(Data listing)
┄┄┄┄┄┄

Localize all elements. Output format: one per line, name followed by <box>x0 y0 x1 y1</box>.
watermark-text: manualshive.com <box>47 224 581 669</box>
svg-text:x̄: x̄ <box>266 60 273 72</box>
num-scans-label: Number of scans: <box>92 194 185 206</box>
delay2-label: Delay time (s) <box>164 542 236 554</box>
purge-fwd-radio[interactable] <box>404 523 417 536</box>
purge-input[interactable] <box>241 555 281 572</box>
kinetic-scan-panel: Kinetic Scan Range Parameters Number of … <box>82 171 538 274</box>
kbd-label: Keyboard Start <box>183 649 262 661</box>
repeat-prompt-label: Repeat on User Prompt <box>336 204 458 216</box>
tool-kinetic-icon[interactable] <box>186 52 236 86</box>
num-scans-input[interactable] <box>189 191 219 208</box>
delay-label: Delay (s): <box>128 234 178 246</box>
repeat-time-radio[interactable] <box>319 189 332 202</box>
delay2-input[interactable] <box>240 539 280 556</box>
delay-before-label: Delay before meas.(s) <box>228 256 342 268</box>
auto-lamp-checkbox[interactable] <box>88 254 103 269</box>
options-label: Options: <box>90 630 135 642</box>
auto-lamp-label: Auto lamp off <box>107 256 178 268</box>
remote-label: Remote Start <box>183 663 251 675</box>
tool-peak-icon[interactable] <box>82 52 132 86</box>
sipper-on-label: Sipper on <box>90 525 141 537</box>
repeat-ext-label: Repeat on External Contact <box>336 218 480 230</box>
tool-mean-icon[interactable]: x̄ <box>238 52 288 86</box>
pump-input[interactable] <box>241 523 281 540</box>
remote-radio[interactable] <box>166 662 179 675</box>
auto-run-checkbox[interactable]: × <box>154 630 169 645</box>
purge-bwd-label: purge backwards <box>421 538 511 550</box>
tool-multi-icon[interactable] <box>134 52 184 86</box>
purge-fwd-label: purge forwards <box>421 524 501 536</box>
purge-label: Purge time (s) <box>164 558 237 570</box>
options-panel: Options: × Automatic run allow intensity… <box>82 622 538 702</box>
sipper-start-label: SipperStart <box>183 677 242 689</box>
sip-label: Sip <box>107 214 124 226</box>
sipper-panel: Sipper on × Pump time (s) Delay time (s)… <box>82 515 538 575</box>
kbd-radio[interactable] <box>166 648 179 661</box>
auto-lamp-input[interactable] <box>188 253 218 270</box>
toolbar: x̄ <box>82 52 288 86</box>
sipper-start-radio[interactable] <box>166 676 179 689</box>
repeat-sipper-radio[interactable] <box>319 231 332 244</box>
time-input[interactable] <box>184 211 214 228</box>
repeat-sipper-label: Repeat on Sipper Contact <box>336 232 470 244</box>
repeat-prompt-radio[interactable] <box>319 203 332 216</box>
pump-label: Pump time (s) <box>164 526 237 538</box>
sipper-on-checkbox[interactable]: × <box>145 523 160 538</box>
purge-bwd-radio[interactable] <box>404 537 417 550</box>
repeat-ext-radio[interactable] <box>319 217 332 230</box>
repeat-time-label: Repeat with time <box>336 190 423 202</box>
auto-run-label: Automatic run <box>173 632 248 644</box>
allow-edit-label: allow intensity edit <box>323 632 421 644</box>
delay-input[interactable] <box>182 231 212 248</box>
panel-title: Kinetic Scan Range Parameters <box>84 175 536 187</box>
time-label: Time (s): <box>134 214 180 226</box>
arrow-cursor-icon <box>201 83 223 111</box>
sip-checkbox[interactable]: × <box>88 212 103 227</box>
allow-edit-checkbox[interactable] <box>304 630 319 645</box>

┄┄┄┄┄┄

▸ **Request**
Copy the items word for word, from the first line through the line that contains "repeat-prompt-label: Repeat on", including both of those lines.

▸ **The response**
Localize all elements. Output format: one per line, name followed by <box>x0 y0 x1 y1</box>.
watermark-text: manualshive.com <box>47 224 581 669</box>
svg-text:x̄: x̄ <box>266 60 273 72</box>
num-scans-label: Number of scans: <box>92 194 185 206</box>
delay2-label: Delay time (s) <box>164 542 236 554</box>
purge-fwd-radio[interactable] <box>404 523 417 536</box>
purge-input[interactable] <box>241 555 281 572</box>
kinetic-scan-panel: Kinetic Scan Range Parameters Number of … <box>82 171 538 274</box>
kbd-label: Keyboard Start <box>183 649 262 661</box>
repeat-prompt-label: Repeat on User Prompt <box>336 204 458 216</box>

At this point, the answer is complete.